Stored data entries
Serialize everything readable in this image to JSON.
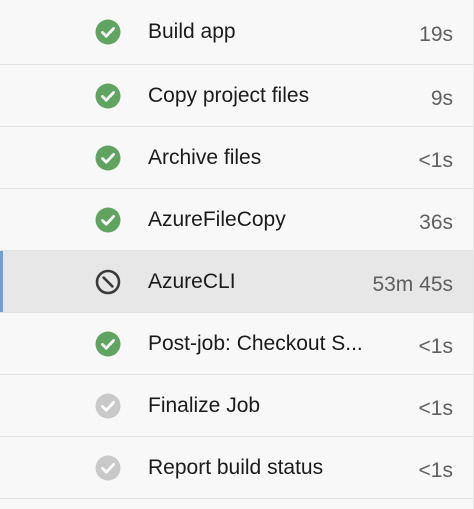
{
  "steps": [
    {
      "name": "Build app",
      "duration": "19s",
      "status": "succeeded",
      "icon": "check-circle-icon"
    },
    {
      "name": "Copy project files",
      "duration": "9s",
      "status": "succeeded",
      "icon": "check-circle-icon"
    },
    {
      "name": "Archive files",
      "duration": "<1s",
      "status": "succeeded",
      "icon": "check-circle-icon"
    },
    {
      "name": "AzureFileCopy",
      "duration": "36s",
      "status": "succeeded",
      "icon": "check-circle-icon"
    },
    {
      "name": "AzureCLI",
      "duration": "53m 45s",
      "status": "canceled",
      "icon": "canceled-icon",
      "selected": true
    },
    {
      "name": "Post-job: Checkout S...",
      "duration": "<1s",
      "status": "succeeded",
      "icon": "check-circle-icon"
    },
    {
      "name": "Finalize Job",
      "duration": "<1s",
      "status": "skipped",
      "icon": "check-circle-gray-icon"
    },
    {
      "name": "Report build status",
      "duration": "<1s",
      "status": "skipped",
      "icon": "check-circle-gray-icon"
    }
  ],
  "colors": {
    "success": "#5fa55f",
    "skipped": "#c9c9c9",
    "canceled": "#3a3a3a",
    "selected_accent": "#6e9fd8"
  }
}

■ **Given task**:
Write out the entries above word for word. Do not include the pictures.

■ **Worked solution**:
Serialize everything readable in this image to JSON.
{
  "steps": [
    {
      "name": "Build app",
      "duration": "19s",
      "status": "succeeded",
      "icon": "check-circle-icon"
    },
    {
      "name": "Copy project files",
      "duration": "9s",
      "status": "succeeded",
      "icon": "check-circle-icon"
    },
    {
      "name": "Archive files",
      "duration": "<1s",
      "status": "succeeded",
      "icon": "check-circle-icon"
    },
    {
      "name": "AzureFileCopy",
      "duration": "36s",
      "status": "succeeded",
      "icon": "check-circle-icon"
    },
    {
      "name": "AzureCLI",
      "duration": "53m 45s",
      "status": "canceled",
      "icon": "canceled-icon",
      "selected": true
    },
    {
      "name": "Post-job: Checkout S...",
      "duration": "<1s",
      "status": "succeeded",
      "icon": "check-circle-icon"
    },
    {
      "name": "Finalize Job",
      "duration": "<1s",
      "status": "skipped",
      "icon": "check-circle-gray-icon"
    },
    {
      "name": "Report build status",
      "duration": "<1s",
      "status": "skipped",
      "icon": "check-circle-gray-icon"
    }
  ],
  "colors": {
    "success": "#5fa55f",
    "skipped": "#c9c9c9",
    "canceled": "#3a3a3a",
    "selected_accent": "#6e9fd8"
  }
}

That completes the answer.